(begin)

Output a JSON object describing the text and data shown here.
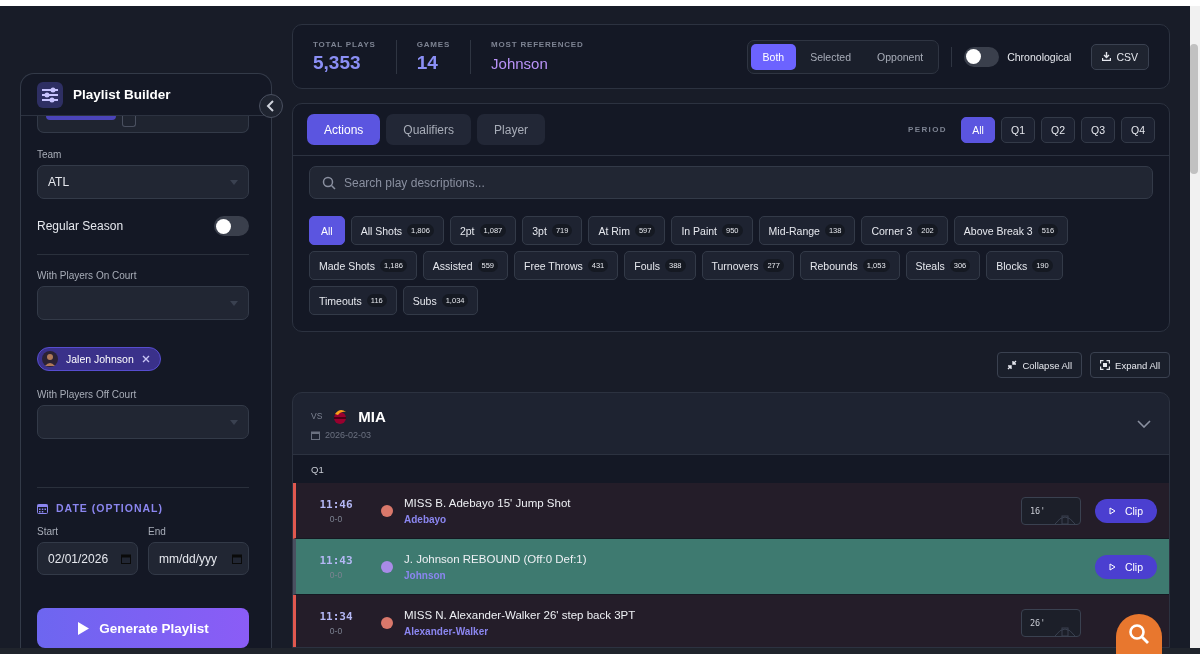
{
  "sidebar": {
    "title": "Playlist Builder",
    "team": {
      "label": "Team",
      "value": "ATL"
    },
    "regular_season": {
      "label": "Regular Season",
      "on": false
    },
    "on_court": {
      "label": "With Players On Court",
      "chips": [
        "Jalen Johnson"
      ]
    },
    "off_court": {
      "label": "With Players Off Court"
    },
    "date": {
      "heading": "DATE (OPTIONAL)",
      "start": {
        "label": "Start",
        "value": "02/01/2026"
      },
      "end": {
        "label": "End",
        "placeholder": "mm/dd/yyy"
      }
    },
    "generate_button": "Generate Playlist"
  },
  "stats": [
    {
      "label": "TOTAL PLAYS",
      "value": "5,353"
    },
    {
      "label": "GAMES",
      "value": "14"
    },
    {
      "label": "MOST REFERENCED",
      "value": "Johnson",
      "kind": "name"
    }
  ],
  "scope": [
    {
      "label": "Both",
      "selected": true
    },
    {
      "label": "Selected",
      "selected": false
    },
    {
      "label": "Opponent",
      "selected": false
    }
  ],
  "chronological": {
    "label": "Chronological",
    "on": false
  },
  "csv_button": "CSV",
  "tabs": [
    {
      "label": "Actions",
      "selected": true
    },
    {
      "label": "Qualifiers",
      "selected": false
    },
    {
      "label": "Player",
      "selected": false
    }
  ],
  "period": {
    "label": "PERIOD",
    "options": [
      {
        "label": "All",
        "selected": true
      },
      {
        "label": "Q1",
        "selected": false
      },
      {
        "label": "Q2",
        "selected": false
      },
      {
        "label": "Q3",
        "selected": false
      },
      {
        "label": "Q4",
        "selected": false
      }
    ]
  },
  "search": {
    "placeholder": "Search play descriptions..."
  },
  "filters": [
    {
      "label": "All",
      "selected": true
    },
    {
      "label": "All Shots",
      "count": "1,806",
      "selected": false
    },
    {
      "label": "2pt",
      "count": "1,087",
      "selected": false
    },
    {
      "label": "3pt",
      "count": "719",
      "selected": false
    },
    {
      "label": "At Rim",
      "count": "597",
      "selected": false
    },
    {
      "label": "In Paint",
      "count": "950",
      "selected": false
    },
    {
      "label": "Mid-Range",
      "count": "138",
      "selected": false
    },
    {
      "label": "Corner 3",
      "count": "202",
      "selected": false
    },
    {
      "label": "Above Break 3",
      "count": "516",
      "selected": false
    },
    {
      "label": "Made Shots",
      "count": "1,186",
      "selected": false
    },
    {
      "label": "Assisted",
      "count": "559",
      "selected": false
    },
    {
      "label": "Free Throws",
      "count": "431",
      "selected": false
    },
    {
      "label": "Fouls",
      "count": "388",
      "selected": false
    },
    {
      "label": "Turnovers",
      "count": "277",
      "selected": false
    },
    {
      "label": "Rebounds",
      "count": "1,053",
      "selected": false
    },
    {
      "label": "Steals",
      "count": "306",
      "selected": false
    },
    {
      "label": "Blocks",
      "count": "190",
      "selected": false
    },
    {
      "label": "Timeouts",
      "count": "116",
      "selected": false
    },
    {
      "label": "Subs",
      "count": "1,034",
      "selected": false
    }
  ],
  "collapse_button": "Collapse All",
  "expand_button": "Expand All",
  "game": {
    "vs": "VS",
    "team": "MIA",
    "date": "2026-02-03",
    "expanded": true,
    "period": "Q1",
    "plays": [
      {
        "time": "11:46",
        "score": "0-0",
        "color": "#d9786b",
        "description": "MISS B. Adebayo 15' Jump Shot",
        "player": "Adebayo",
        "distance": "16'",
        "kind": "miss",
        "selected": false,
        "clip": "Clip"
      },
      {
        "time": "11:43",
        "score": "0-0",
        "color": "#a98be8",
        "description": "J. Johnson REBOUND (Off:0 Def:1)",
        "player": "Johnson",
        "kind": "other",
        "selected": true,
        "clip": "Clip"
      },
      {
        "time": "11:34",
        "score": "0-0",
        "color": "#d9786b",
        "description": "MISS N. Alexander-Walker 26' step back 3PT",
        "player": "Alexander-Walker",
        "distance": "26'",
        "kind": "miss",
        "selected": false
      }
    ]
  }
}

(end)
(begin)

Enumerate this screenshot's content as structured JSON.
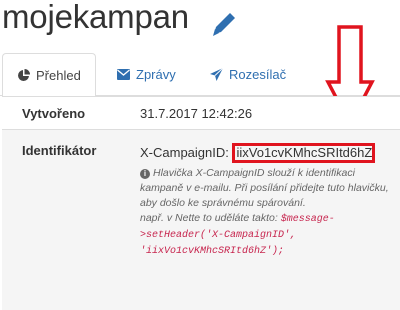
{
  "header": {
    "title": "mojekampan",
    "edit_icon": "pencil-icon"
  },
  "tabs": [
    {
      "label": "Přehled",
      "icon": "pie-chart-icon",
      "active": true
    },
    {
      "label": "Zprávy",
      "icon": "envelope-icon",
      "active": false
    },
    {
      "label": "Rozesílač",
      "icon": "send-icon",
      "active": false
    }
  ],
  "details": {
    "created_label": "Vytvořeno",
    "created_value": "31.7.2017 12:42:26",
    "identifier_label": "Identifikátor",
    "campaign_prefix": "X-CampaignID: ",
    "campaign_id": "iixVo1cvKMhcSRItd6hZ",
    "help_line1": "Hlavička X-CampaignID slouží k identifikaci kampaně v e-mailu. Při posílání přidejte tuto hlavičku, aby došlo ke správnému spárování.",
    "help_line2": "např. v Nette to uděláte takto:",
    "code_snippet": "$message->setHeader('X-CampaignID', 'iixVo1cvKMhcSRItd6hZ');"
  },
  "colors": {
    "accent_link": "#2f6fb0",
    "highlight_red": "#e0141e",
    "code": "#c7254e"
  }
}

(end)

*EXERCISE OBJECTIVE:*
Each line that has the word "Alexander" should be copied.

*CORRECT RESPONSE:*
        "description": "MISS N. Alexander-Walker 26' step back 3PT",
        "player": "Alexander-Walker",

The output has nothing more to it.